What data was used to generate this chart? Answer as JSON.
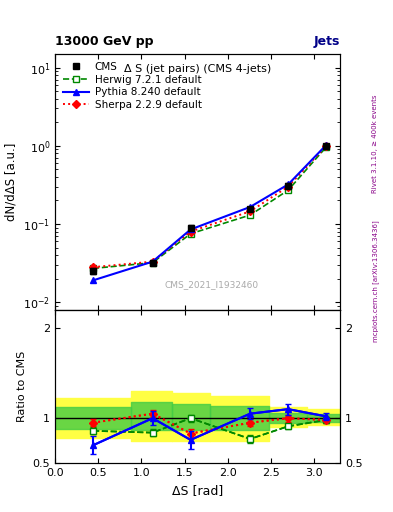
{
  "title_top": "13000 GeV pp",
  "title_right": "Jets",
  "plot_title": "Δ S (jet pairs) (CMS 4-jets)",
  "xlabel": "ΔS [rad]",
  "ylabel_main": "dN/dΔS [a.u.]",
  "ylabel_ratio": "Ratio to CMS",
  "watermark": "CMS_2021_I1932460",
  "rivet_text": "Rivet 3.1.10, ≥ 400k events",
  "mcplots_text": "mcplots.cern.ch [arXiv:1306.3436]",
  "x": [
    0.44,
    1.13,
    1.57,
    2.26,
    2.7,
    3.14
  ],
  "cms_y": [
    0.025,
    0.032,
    0.09,
    0.155,
    0.31,
    1.0
  ],
  "cms_yerr": [
    0.002,
    0.002,
    0.006,
    0.01,
    0.02,
    0.04
  ],
  "herwig_y": [
    0.027,
    0.032,
    0.075,
    0.13,
    0.27,
    0.96
  ],
  "herwig_ratio": [
    0.86,
    0.84,
    1.0,
    0.77,
    0.91,
    0.98
  ],
  "herwig_ratio_err": [
    0.04,
    0.04,
    0.04,
    0.04,
    0.03,
    0.03
  ],
  "pythia_y": [
    0.019,
    0.033,
    0.085,
    0.165,
    0.32,
    1.02
  ],
  "pythia_ratio": [
    0.7,
    1.0,
    0.76,
    1.05,
    1.1,
    1.02
  ],
  "pythia_ratio_err": [
    0.1,
    0.08,
    0.1,
    0.06,
    0.06,
    0.04
  ],
  "sherpa_y": [
    0.028,
    0.033,
    0.08,
    0.145,
    0.3,
    0.995
  ],
  "sherpa_ratio": [
    0.95,
    1.05,
    0.83,
    0.95,
    1.0,
    0.98
  ],
  "sherpa_ratio_err": [
    0.04,
    0.04,
    0.05,
    0.04,
    0.04,
    0.03
  ],
  "xlim": [
    0.0,
    3.3
  ],
  "ylim_main": [
    0.008,
    15.0
  ],
  "ylim_ratio": [
    0.5,
    2.2
  ],
  "color_cms": "#000000",
  "color_herwig": "#008800",
  "color_pythia": "#0000ff",
  "color_sherpa": "#ff0000",
  "color_band_yellow": "#ffff44",
  "color_band_green": "#44cc44",
  "bg_color": "#ffffff"
}
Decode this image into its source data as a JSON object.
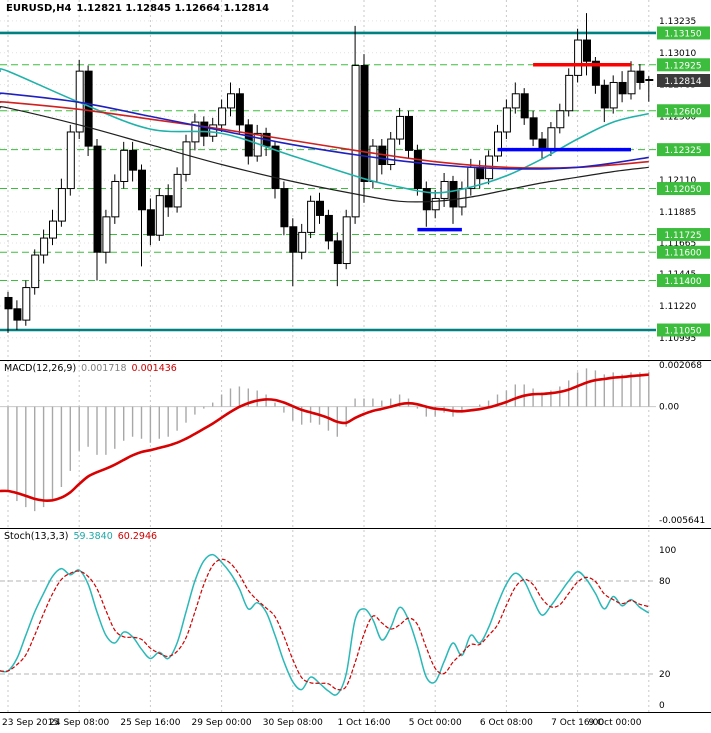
══════
Repeat the material verbatim. Do not carry over any picture.

What data was used to generate this chart? Answer as JSON.
{
  "title_top": "13000 GeV pp",
  "title_right": "Jets",
  "plot_title": "Δ S (jet pairs) (CMS 4-jets)",
  "xlabel": "ΔS [rad]",
  "ylabel_main": "dN/dΔS [a.u.]",
  "ylabel_ratio": "Ratio to CMS",
  "watermark": "CMS_2021_I1932460",
  "rivet_text": "Rivet 3.1.10, ≥ 400k events",
  "mcplots_text": "mcplots.cern.ch [arXiv:1306.3436]",
  "x": [
    0.44,
    1.13,
    1.57,
    2.26,
    2.7,
    3.14
  ],
  "cms_y": [
    0.025,
    0.032,
    0.09,
    0.155,
    0.31,
    1.0
  ],
  "cms_yerr": [
    0.002,
    0.002,
    0.006,
    0.01,
    0.02,
    0.04
  ],
  "herwig_y": [
    0.027,
    0.032,
    0.075,
    0.13,
    0.27,
    0.96
  ],
  "herwig_ratio": [
    0.86,
    0.84,
    1.0,
    0.77,
    0.91,
    0.98
  ],
  "herwig_ratio_err": [
    0.04,
    0.04,
    0.04,
    0.04,
    0.03,
    0.03
  ],
  "pythia_y": [
    0.019,
    0.033,
    0.085,
    0.165,
    0.32,
    1.02
  ],
  "pythia_ratio": [
    0.7,
    1.0,
    0.76,
    1.05,
    1.1,
    1.02
  ],
  "pythia_ratio_err": [
    0.1,
    0.08,
    0.1,
    0.06,
    0.06,
    0.04
  ],
  "sherpa_y": [
    0.028,
    0.033,
    0.08,
    0.145,
    0.3,
    0.995
  ],
  "sherpa_ratio": [
    0.95,
    1.05,
    0.83,
    0.95,
    1.0,
    0.98
  ],
  "sherpa_ratio_err": [
    0.04,
    0.04,
    0.05,
    0.04,
    0.04,
    0.03
  ],
  "xlim": [
    0.0,
    3.3
  ],
  "ylim_main": [
    0.008,
    15.0
  ],
  "ylim_ratio": [
    0.5,
    2.2
  ],
  "color_cms": "#000000",
  "color_herwig": "#008800",
  "color_pythia": "#0000ff",
  "color_sherpa": "#ff0000",
  "color_band_yellow": "#ffff44",
  "color_band_green": "#44cc44",
  "bg_color": "#ffffff"
}
Decode this image into its source data as a JSON object.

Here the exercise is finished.